### Поставленная задача 1
Переведите, пожалуйста, на английский язык предложение из текста о теории ординальной полезности: «Но теория рационального выбора не предписывает никаких особенных целей.»
### Поставленная задача 2
Напишите продолжение текста о теории ординальной полезности, начиная после его последнего предложения.

### Исходный документ
Определенность и теория ординальной полезности. В условиях определенности экономические агенты обычно рассматриваются как имеющие рациональные предпочтения, если эти предпочтения характеризуются свойствами полноты и транзитивности, и как делающие рациональный выбор, если их предпочтения рациональны и нет другой реальной альтернативы выбора, которую они могли бы предпочесть выбранной. Многие экономисты в соответствии с теорией выявленных предпочтений по определению отождествляют предпочтение и выбор (при соблюдении условий непротиворечивости). Но отождествление предпочтения и выбора исключает из рассмотрения слишком много вопросов. Сохранение различий между ними полезно как для уточнения значения того и другого, так и для того, чтобы оставить пространство для формулирования альтернативных точек зрения на рациональность, предполагающих возможность выбора, не максимизирующего удовлетворение предпочтений.[186] Такое представление о рациональности, каким бы слабым оно ни казалось, может стать слишком обязывающим, и существует целый ряд более слабых концепций, которые мы не можем здесь обсуждать.[187]
   Полнота и транзитивность в совокупности создают слабую упорядоченность любого конечного набора альтернатив. Альтернативам могут быть приданы численные значения таким образом, что предпочтительные альтернативы получают большее значение, а безразличные альтернативы получают одинаковые значения. Любое подобное придание численных значений представляет собой функцию ординальной полезности. Согласно теореме об ординальном представлении, если предпочтения индивида являются полными, транзитивными и непрерывными, они могут быть представлены непрерывной функцией полезности, состоящей из действительных чисел.[188]
   Максимизировать полезность – значит просто выбрать из возможных наиболее предпочтительную альтернативу (или одну из набора максимально предпочтительных альтернатив). Хотя терминология полезности была унаследована у теоретиков утилитаризма, а некоторые из них рассматривали полезность как ощущение с определенной интенсивностью, продолжительностью, чистотой и близостью (propinquity)[189] в современной теории такой смысл отсутствует. Рассмотрение индивидов как нацеленных на максимизацию полезности или стремящихся к возрастанию полезности может привести к ошибочному заключению, что полезность является объектом выбора, некоей безусловно хорошей вещью, которую люди желают в придачу к здоровым детям или лучшего качества телевизору. Но теория рационального выбора не предписывает никаких особенных целей. Этот факт особенно важен для моральной теории, поскольку теория полезности как таковая никак не связана с какой-либо гедонистической психологией.

### Строки набора данных
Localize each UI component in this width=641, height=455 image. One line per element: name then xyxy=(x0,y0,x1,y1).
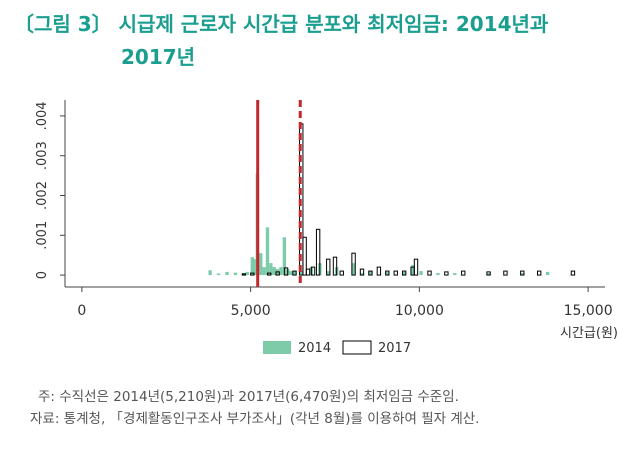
bar-2014 xyxy=(269,263,273,276)
bar-2017 xyxy=(427,270,432,276)
bar-2017 xyxy=(537,270,542,276)
bar-2014 xyxy=(265,227,270,276)
bar-2017 xyxy=(241,273,247,276)
bar-2014 xyxy=(351,263,356,276)
bar-2017 xyxy=(402,270,407,276)
legend-label-2017: 2017 xyxy=(378,341,411,356)
bar-2017 xyxy=(359,268,365,276)
y-tick-label: .004 xyxy=(35,101,50,130)
bar-2017 xyxy=(520,270,525,276)
y-tick-label: .003 xyxy=(35,141,50,170)
legend-swatch-2017 xyxy=(342,340,372,355)
y-tick-label: .002 xyxy=(35,181,50,210)
bar-2017 xyxy=(393,270,398,276)
bar-2017 xyxy=(326,258,331,276)
chart-title-line1: 〔그림 3〕 시급제 근로자 시간급 분포와 최저임금: 2014년과 xyxy=(14,12,549,36)
bar-2014 xyxy=(233,272,238,276)
x-tick-label: 5,000 xyxy=(231,303,271,319)
bar-2017 xyxy=(486,271,491,276)
bar-2014 xyxy=(282,237,287,276)
y-tick-label: 0 xyxy=(35,271,50,279)
bar-2014 xyxy=(250,257,254,276)
bar-2014 xyxy=(216,273,221,276)
bar-2017 xyxy=(461,270,466,276)
bar-2017 xyxy=(275,271,280,276)
bar-2017 xyxy=(368,270,373,276)
bar-2017 xyxy=(339,270,344,276)
bar-2017 xyxy=(376,266,382,276)
legend-swatch-2014 xyxy=(263,341,291,354)
bar-2014 xyxy=(385,271,389,276)
bar-2014 xyxy=(299,271,303,276)
bar-2017 xyxy=(267,272,272,276)
bar-2014 xyxy=(279,267,283,276)
bar-2017 xyxy=(305,268,311,276)
bar-2014 xyxy=(289,271,293,276)
bar-2017 xyxy=(351,252,356,276)
chart-source: 자료: 통계청, 「경제활동인구조사 부가조사」(각년 8월)를 이용하여 필자… xyxy=(30,411,480,427)
chart-title-line2: 2017년 xyxy=(121,45,196,69)
bar-2014 xyxy=(368,271,373,276)
x-tick-label: 15,000 xyxy=(564,303,613,319)
bar-2014 xyxy=(486,273,491,276)
bar-2017 xyxy=(292,270,297,276)
bar-2014 xyxy=(208,270,212,276)
x-tick-label: 10,000 xyxy=(395,303,444,319)
bar-2014 xyxy=(545,271,550,276)
bar-2017 xyxy=(283,267,289,276)
bar-2014 xyxy=(520,273,524,276)
bar-2014 xyxy=(436,273,440,276)
bar-2014 xyxy=(292,271,297,276)
legend-label-2014: 2014 xyxy=(298,341,331,356)
bar-2014 xyxy=(262,267,266,276)
bar-2014 xyxy=(259,253,263,276)
bar-2017 xyxy=(503,270,508,276)
y-tick-label: .001 xyxy=(35,221,50,250)
bar-2014 xyxy=(225,271,229,276)
bar-2017 xyxy=(385,270,390,276)
bar-2017 xyxy=(250,272,255,276)
bar-2017 xyxy=(310,266,316,276)
bar-2017 xyxy=(570,270,576,276)
x-axis-title: 시간급(원) xyxy=(560,326,618,341)
bar-2014 xyxy=(410,265,415,276)
chart-title: 〔그림 3〕 시급제 근로자 시간급 분포와 최저임금: 2014년과 2017… xyxy=(14,8,548,74)
chart-note: 주: 수직선은 2014년(5,210원)과 2017년(6,470원)의 최저… xyxy=(38,389,459,405)
bar-2017 xyxy=(444,271,449,276)
bar-2017 xyxy=(315,228,321,276)
bar-2014 xyxy=(245,271,249,276)
bar-2017 xyxy=(413,258,419,276)
bar-2017 xyxy=(302,236,307,276)
bar-2014 xyxy=(402,271,406,276)
bar-2014 xyxy=(272,267,276,276)
bar-2014 xyxy=(453,273,457,276)
x-tick-label: 0 xyxy=(77,303,86,319)
bar-2014 xyxy=(360,273,364,276)
bar-2014 xyxy=(326,271,330,276)
bar-2017 xyxy=(332,256,338,276)
bar-2014 xyxy=(419,271,423,276)
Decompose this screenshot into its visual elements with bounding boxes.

### Результат выполнения 1
But the theory of rational choice does not prescribe any particular ends.

### Результат выполнения 2
   Стоит подчеркнуть, что несмотря на тот факт, что теория полезности не рекомендует каких-либо конкретных целей, она остается скорее нормативной, чем позитивной теорией, моделью или дефиницией. Она не может быть позитивной теорией без дальнейших предположений относительно сферы человеческой рациональности, она не может быть только моделью или дефиницией, поскольку рациональность сама является нормативным понятием. Определить, что есть рациональное предпочтение и рациональный выбор, значит фактически сказать, как должно предпочитать и выбирать рационально. Поскольку теория полезности не устанавливает ограничений на возможные желания индивидов, она имеет значительно более широкий предмет, чем экономические теории.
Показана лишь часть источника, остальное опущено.